What follows is a set of entries. Give them again exactly, without the pictures.

Stored records:
══════════════════════════════
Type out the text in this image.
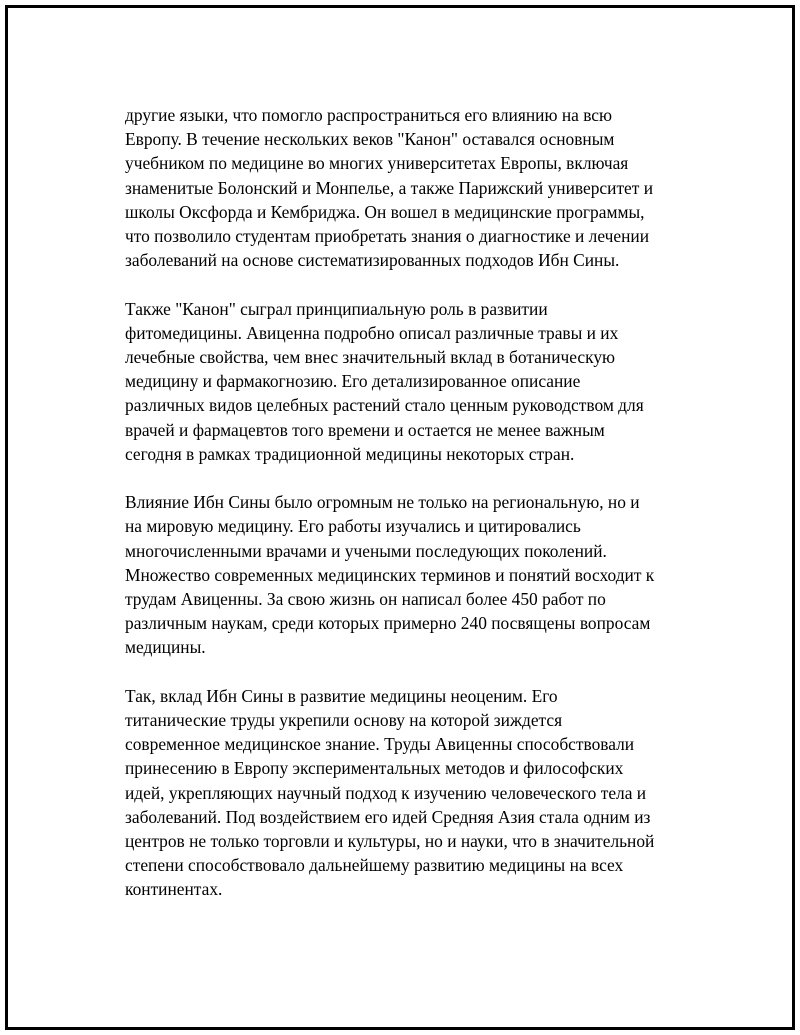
другие языки, что помогло распространиться его влиянию на всю
Европу. В течение нескольких веков "Канон" оставался основным
учебником по медицине во многих университетах Европы, включая
знаменитые Болонский и Монпелье, а также Парижский университет и
школы Оксфорда и Кембриджа. Он вошел в медицинские программы,
что позволило студентам приобретать знания о диагностике и лечении
заболеваний на основе систематизированных подходов Ибн Сины.

Также "Канон" сыграл принципиальную роль в развитии
фитомедицины. Авиценна подробно описал различные травы и их
лечебные свойства, чем внес значительный вклад в ботаническую
медицину и фармакогнозию. Его детализированное описание
различных видов целебных растений стало ценным руководством для
врачей и фармацевтов того времени и остается не менее важным
сегодня в рамках традиционной медицины некоторых стран.

Влияние Ибн Сины было огромным не только на региональную, но и
на мировую медицину. Его работы изучались и цитировались
многочисленными врачами и учеными последующих поколений.
Множество современных медицинских терминов и понятий восходит к
трудам Авиценны. За свою жизнь он написал более 450 работ по
различным наукам, среди которых примерно 240 посвящены вопросам
медицины.

Так, вклад Ибн Сины в развитие медицины неоценим. Его
титанические труды укрепили основу на которой зиждется
современное медицинское знание. Труды Авиценны способствовали
принесению в Европу экспериментальных методов и философских
идей, укрепляющих научный подход к изучению человеческого тела и
заболеваний. Под воздействием его идей Средняя Азия стала одним из
центров не только торговли и культуры, но и науки, что в значительной
степени способствовало дальнейшему развитию медицины на всех
континентах.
══════════════════════════════
> The result:
Type out the text in this image.
другие языки, что помогло распространиться его влиянию на всю
Европу. В течение нескольких веков "Канон" оставался основным
учебником по медицине во многих университетах Европы, включая
знаменитые Болонский и Монпелье, а также Парижский университет и
школы Оксфорда и Кембриджа. Он вошел в медицинские программы,
что позволило студентам приобретать знания о диагностике и лечении
заболеваний на основе систематизированных подходов Ибн Сины.

Также "Канон" сыграл принципиальную роль в развитии
фитомедицины. Авиценна подробно описал различные травы и их
лечебные свойства, чем внес значительный вклад в ботаническую
медицину и фармакогнозию. Его детализированное описание
различных видов целебных растений стало ценным руководством для
врачей и фармацевтов того времени и остается не менее важным
сегодня в рамках традиционной медицины некоторых стран.

Влияние Ибн Сины было огромным не только на региональную, но и
на мировую медицину. Его работы изучались и цитировались
многочисленными врачами и учеными последующих поколений.
Множество современных медицинских терминов и понятий восходит к
трудам Авиценны. За свою жизнь он написал более 450 работ по
различным наукам, среди которых примерно 240 посвящены вопросам
медицины.

Так, вклад Ибн Сины в развитие медицины неоценим. Его
титанические труды укрепили основу на которой зиждется
современное медицинское знание. Труды Авиценны способствовали
принесению в Европу экспериментальных методов и философских
идей, укрепляющих научный подход к изучению человеческого тела и
заболеваний. Под воздействием его идей Средняя Азия стала одним из
центров не только торговли и культуры, но и науки, что в значительной
степени способствовало дальнейшему развитию медицины на всех
континентах.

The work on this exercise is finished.